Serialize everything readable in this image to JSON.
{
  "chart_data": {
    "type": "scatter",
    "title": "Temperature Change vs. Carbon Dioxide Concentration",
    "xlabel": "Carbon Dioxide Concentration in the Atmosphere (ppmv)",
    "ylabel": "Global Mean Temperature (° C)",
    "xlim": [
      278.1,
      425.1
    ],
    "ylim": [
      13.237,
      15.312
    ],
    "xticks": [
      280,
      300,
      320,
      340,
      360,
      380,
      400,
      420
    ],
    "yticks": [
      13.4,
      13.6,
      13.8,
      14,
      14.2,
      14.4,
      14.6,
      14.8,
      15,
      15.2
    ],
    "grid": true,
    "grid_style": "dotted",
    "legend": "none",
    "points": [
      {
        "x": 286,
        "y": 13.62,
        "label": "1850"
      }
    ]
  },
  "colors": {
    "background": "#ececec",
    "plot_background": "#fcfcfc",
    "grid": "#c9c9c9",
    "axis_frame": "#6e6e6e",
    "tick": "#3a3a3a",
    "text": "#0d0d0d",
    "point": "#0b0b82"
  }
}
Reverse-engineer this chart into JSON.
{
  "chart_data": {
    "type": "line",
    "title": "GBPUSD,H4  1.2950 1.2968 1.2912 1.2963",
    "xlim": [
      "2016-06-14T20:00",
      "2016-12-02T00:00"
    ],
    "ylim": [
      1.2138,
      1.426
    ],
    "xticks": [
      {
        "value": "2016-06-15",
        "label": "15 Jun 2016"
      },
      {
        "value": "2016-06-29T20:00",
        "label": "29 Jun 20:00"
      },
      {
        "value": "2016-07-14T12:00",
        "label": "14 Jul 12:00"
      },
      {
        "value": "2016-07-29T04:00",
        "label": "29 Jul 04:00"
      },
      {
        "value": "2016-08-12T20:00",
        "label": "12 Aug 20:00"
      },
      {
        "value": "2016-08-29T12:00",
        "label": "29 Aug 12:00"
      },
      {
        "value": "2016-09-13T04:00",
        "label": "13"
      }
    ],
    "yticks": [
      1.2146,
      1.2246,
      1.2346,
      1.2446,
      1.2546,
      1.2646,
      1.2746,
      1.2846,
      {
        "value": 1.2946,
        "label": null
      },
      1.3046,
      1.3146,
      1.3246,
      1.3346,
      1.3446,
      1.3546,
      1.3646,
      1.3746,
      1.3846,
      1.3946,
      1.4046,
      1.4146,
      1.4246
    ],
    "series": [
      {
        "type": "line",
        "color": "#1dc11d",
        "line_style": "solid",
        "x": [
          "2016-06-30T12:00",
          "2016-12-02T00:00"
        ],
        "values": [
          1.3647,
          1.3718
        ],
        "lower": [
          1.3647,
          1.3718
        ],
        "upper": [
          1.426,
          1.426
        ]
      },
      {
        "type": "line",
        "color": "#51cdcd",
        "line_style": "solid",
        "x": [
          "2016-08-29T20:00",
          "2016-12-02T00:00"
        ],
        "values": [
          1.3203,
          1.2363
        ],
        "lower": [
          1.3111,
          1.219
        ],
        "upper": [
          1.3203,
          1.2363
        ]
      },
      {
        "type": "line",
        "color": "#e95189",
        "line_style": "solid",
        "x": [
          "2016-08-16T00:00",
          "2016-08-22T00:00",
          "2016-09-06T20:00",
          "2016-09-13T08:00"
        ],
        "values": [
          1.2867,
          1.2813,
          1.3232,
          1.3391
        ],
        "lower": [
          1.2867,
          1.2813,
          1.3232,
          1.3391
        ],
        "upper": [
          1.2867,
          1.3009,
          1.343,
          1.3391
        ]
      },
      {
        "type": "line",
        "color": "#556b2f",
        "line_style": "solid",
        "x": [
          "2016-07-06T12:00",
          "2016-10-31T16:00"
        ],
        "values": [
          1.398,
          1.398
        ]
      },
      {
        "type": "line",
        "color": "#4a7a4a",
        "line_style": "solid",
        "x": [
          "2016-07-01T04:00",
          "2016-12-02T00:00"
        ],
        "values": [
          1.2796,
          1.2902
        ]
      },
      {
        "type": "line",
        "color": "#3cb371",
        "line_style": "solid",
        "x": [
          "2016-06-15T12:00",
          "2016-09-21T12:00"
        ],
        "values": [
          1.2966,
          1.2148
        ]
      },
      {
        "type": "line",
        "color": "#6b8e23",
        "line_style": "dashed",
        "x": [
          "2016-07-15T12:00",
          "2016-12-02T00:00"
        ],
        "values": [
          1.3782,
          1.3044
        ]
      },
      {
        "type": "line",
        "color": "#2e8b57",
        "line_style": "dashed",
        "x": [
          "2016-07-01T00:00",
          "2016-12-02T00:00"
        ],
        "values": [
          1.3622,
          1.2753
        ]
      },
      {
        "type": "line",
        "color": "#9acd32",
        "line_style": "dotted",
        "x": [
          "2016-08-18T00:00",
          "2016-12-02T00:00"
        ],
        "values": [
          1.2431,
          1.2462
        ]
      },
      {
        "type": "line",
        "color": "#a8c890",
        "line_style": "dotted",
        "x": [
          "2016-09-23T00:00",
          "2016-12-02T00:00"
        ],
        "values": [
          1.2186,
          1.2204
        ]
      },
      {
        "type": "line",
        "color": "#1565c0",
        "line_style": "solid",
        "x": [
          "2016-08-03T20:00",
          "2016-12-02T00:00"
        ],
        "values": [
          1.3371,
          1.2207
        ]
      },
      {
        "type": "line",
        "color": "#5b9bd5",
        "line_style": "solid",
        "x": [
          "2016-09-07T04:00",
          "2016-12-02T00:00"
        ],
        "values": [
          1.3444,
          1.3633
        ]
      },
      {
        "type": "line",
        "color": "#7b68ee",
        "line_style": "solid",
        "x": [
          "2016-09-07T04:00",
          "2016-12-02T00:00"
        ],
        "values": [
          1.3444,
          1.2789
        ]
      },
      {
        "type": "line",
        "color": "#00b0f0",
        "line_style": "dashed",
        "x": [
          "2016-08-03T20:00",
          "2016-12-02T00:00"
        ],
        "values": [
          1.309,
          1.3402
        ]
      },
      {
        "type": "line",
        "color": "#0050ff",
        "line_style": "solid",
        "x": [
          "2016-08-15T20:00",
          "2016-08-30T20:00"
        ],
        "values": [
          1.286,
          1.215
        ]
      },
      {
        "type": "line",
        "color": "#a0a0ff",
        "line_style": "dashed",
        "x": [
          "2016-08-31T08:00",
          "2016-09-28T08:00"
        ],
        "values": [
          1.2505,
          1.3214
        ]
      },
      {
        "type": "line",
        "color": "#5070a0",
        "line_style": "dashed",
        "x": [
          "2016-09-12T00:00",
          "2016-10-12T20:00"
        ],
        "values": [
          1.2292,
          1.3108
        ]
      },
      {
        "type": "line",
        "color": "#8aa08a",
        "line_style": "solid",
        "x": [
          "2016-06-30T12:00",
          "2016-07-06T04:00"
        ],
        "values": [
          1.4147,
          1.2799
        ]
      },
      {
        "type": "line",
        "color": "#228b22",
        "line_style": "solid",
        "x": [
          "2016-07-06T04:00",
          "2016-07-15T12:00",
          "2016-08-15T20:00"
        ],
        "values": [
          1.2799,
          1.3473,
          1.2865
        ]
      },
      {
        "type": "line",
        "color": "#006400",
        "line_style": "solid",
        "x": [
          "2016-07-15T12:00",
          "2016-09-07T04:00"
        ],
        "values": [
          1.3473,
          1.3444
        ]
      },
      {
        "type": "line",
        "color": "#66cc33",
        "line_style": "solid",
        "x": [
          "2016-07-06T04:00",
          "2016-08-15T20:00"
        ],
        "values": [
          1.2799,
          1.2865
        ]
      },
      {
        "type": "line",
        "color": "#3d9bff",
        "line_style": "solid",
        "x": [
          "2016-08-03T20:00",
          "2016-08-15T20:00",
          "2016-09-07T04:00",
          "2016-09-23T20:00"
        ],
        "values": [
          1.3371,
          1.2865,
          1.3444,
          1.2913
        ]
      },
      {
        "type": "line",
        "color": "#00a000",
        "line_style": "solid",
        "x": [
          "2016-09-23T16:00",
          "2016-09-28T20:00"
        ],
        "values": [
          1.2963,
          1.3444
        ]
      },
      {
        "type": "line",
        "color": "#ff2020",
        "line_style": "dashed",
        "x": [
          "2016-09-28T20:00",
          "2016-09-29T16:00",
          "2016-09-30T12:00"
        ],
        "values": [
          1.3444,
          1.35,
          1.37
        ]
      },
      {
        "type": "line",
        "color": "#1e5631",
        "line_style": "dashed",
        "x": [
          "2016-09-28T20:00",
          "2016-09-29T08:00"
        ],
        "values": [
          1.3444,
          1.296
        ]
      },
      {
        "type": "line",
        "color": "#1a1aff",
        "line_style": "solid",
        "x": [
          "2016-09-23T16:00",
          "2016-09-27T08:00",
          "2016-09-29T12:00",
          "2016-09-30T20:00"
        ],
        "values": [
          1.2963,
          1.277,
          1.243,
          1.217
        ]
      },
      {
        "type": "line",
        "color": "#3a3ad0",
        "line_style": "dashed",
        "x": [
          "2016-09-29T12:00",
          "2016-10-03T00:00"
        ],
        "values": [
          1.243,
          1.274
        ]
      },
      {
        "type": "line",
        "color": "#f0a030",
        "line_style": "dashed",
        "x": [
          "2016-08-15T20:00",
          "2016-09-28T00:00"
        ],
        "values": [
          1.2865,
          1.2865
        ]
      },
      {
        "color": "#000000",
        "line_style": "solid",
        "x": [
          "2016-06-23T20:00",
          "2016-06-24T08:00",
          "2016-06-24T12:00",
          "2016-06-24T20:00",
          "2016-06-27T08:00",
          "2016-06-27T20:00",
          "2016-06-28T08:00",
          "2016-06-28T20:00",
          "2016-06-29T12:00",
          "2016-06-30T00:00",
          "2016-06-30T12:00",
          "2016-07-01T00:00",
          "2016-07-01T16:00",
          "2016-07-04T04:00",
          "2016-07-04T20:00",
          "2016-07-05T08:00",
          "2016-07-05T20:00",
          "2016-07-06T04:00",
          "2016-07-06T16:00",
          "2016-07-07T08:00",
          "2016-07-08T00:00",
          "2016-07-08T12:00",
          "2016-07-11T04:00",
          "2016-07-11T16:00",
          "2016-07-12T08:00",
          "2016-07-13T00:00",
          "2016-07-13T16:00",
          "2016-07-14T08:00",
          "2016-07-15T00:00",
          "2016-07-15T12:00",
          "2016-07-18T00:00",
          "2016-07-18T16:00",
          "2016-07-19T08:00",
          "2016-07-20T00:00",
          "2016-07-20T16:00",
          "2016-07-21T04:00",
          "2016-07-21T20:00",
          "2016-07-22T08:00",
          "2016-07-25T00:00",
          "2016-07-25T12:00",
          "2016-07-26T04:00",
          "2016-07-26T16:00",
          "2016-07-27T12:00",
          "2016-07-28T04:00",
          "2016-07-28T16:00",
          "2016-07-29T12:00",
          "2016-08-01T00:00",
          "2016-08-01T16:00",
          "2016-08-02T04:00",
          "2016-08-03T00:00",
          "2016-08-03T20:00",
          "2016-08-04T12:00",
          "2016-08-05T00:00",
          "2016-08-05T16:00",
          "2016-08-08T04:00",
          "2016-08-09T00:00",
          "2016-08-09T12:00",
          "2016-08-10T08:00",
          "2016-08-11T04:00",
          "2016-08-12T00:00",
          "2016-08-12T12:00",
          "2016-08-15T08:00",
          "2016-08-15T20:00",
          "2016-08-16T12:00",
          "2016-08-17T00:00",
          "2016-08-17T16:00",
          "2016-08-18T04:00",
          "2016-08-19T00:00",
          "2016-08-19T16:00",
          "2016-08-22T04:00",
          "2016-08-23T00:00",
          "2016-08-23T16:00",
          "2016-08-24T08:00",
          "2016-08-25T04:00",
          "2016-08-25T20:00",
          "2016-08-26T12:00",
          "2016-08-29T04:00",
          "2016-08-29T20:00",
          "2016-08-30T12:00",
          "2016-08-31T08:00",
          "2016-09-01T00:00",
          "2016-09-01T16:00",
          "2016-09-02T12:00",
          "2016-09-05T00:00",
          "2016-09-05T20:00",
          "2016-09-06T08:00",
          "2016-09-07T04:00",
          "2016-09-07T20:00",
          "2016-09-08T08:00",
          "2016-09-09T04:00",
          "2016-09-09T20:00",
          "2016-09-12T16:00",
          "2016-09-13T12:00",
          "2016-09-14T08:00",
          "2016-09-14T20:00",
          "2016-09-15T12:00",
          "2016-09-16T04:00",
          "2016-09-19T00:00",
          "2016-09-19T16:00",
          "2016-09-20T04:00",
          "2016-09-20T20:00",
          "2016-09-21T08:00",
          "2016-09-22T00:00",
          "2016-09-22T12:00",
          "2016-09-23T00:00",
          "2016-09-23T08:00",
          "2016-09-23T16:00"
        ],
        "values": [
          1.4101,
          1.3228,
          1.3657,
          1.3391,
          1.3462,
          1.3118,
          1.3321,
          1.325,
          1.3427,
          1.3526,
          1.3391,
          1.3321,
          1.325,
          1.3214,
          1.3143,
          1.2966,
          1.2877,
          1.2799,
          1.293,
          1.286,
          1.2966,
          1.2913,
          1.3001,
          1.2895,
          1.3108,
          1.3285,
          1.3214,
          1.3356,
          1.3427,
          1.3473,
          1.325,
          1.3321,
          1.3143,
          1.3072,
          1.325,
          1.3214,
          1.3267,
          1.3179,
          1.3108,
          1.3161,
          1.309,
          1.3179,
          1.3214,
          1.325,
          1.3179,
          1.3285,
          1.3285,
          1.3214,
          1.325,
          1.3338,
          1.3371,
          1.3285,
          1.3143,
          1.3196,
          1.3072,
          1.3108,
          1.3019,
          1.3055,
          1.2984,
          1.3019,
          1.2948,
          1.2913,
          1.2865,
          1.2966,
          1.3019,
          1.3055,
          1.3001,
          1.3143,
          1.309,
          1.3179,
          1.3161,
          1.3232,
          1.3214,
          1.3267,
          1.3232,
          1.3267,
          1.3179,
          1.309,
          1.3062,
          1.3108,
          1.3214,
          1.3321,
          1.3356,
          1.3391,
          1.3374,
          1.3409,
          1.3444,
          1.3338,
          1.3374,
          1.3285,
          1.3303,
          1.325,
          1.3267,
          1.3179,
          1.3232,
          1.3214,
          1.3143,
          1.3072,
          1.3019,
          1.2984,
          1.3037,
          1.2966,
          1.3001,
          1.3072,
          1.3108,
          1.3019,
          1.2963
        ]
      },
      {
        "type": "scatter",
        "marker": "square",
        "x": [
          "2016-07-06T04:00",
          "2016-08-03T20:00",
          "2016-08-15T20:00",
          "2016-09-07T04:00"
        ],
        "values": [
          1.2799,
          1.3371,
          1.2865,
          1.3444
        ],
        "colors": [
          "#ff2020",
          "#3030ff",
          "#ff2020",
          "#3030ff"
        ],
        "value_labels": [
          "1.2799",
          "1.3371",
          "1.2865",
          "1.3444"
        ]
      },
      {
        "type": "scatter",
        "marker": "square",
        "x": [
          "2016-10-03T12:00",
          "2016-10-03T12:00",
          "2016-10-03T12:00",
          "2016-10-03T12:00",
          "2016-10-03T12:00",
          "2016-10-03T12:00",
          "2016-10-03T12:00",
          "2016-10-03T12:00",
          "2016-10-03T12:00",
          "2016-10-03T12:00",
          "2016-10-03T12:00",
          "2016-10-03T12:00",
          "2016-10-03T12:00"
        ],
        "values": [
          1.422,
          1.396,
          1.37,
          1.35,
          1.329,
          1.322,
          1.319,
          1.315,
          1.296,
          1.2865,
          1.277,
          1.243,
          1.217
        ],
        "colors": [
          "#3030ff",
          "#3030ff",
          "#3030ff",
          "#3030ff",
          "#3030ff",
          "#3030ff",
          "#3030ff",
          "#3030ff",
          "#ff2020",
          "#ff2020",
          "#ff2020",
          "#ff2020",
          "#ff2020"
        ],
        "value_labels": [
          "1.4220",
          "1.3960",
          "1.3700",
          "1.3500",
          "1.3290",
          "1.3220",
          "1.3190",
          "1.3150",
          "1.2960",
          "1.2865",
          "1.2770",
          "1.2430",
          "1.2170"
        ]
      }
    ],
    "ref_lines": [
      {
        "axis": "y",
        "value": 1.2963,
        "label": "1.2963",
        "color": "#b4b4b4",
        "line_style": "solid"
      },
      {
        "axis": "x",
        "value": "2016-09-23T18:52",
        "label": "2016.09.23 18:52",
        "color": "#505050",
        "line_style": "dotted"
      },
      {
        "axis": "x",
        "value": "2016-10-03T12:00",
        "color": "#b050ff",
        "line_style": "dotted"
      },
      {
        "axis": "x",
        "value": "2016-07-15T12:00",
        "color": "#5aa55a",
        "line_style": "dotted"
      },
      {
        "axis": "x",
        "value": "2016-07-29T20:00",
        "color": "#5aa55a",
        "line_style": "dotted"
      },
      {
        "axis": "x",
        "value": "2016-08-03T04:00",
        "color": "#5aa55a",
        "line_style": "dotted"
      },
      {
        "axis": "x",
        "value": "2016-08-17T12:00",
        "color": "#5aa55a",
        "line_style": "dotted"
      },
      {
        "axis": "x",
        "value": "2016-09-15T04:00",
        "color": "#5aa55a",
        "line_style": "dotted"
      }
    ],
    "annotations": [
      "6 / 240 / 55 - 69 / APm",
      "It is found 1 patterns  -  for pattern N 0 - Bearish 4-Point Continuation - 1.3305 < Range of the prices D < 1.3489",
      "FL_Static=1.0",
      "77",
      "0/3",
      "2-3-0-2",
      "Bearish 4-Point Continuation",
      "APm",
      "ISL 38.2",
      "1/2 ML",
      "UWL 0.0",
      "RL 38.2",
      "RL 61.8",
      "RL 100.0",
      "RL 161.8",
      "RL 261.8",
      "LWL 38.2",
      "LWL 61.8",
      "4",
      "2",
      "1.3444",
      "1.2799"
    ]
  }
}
□ □ □
#### Problem details
Which lines hold the word "JSON"? Copy all of them.

#### Worked answer
Serialize everything readable in this image to JSON.
Reverse-engineer this chart into JSON.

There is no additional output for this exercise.